**Exercise details:**
Please reproduce every line of the entries below exactly, omitting the pictures.

Annotated element entries
==========
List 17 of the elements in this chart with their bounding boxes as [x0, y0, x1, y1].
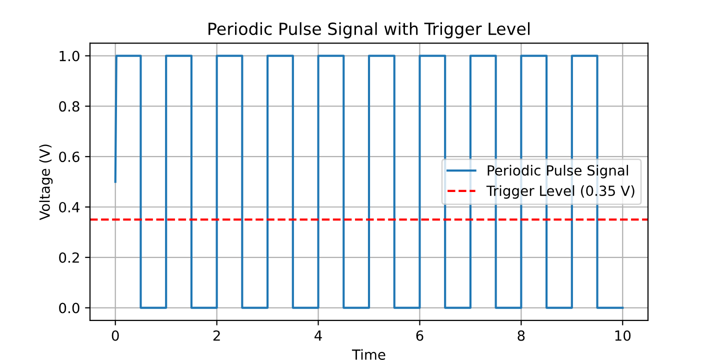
y-tick-label: 1.0: [60, 50, 80, 62]
y-tick-label: 0.6: [59, 152, 80, 162]
y-tick-label: 0.4: [59, 202, 80, 212]
x-axis-title: Time: [352, 349, 386, 360]
y-tick-label: 0.2: [59, 252, 79, 263]
x-tick-label: 4: [314, 330, 322, 341]
x-tick-label: 0: [112, 330, 119, 341]
legend-label: Trigger Level (0.35 V): [486, 185, 634, 199]
legend-label: Periodic Pulse Signal: [488, 164, 628, 178]
x-tick-label: 2: [213, 330, 220, 341]
y-axis-title: Voltage (V): [39, 144, 53, 220]
x-tick-label: 6: [416, 330, 424, 341]
x-tick-label: 10: [615, 330, 631, 341]
x-tick-label: 8: [518, 330, 525, 341]
y-tick-label: 0.8: [59, 101, 80, 112]
y-tick-label: 0.0: [59, 302, 80, 314]
chart-title: Periodic Pulse Signal with Trigger Level: [208, 22, 530, 38]
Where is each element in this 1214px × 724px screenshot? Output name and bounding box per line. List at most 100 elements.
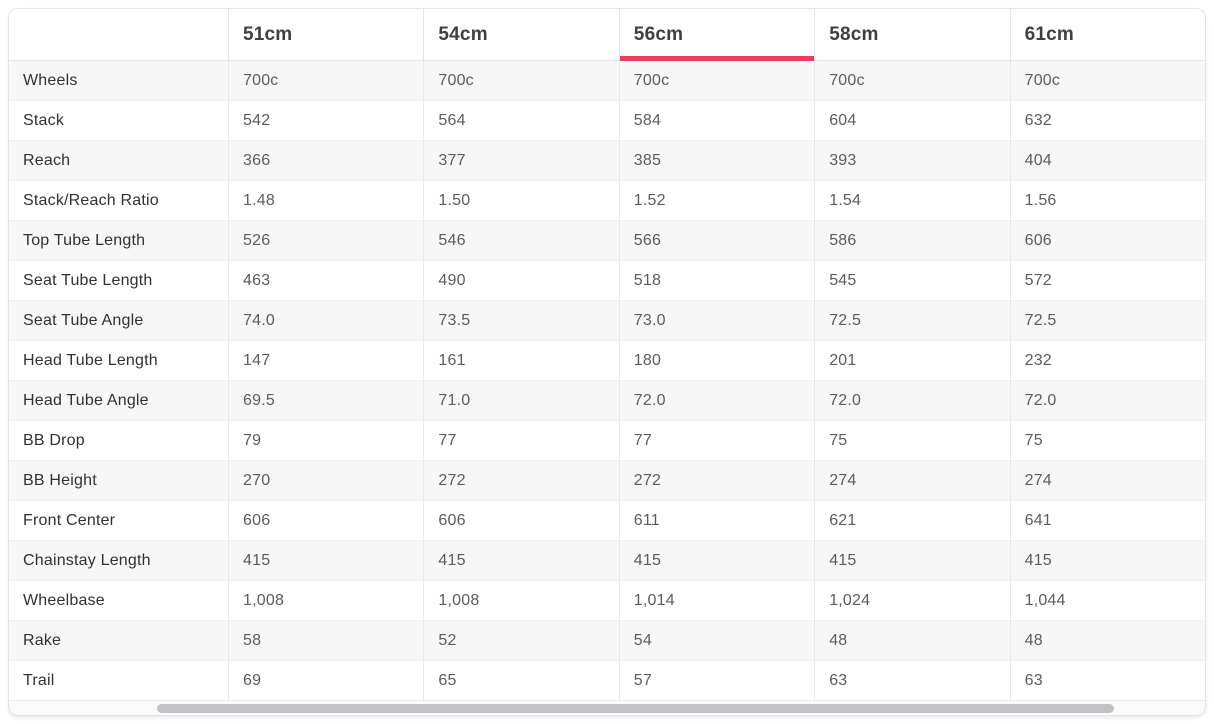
==========
**Output for this task:**
List 17 of the elements in this chart with their bounding boxes as [x0, y0, x1, y1].
y-tick-label: 1.0: [60, 50, 80, 62]
y-tick-label: 0.6: [59, 152, 80, 162]
y-tick-label: 0.4: [59, 202, 80, 212]
x-axis-title: Time: [352, 349, 386, 360]
y-tick-label: 0.2: [59, 252, 79, 263]
x-tick-label: 4: [314, 330, 322, 341]
x-tick-label: 0: [112, 330, 119, 341]
legend-label: Trigger Level (0.35 V): [486, 185, 634, 199]
legend-label: Periodic Pulse Signal: [488, 164, 628, 178]
x-tick-label: 2: [213, 330, 220, 341]
y-axis-title: Voltage (V): [39, 144, 53, 220]
x-tick-label: 6: [416, 330, 424, 341]
x-tick-label: 10: [615, 330, 631, 341]
x-tick-label: 8: [518, 330, 525, 341]
y-tick-label: 0.8: [59, 101, 80, 112]
y-tick-label: 0.0: [59, 302, 80, 314]
chart-title: Periodic Pulse Signal with Trigger Level: [208, 22, 530, 38]
Where is each element in this 1214px × 724px screenshot? Output name and bounding box per line. List at most 100 elements.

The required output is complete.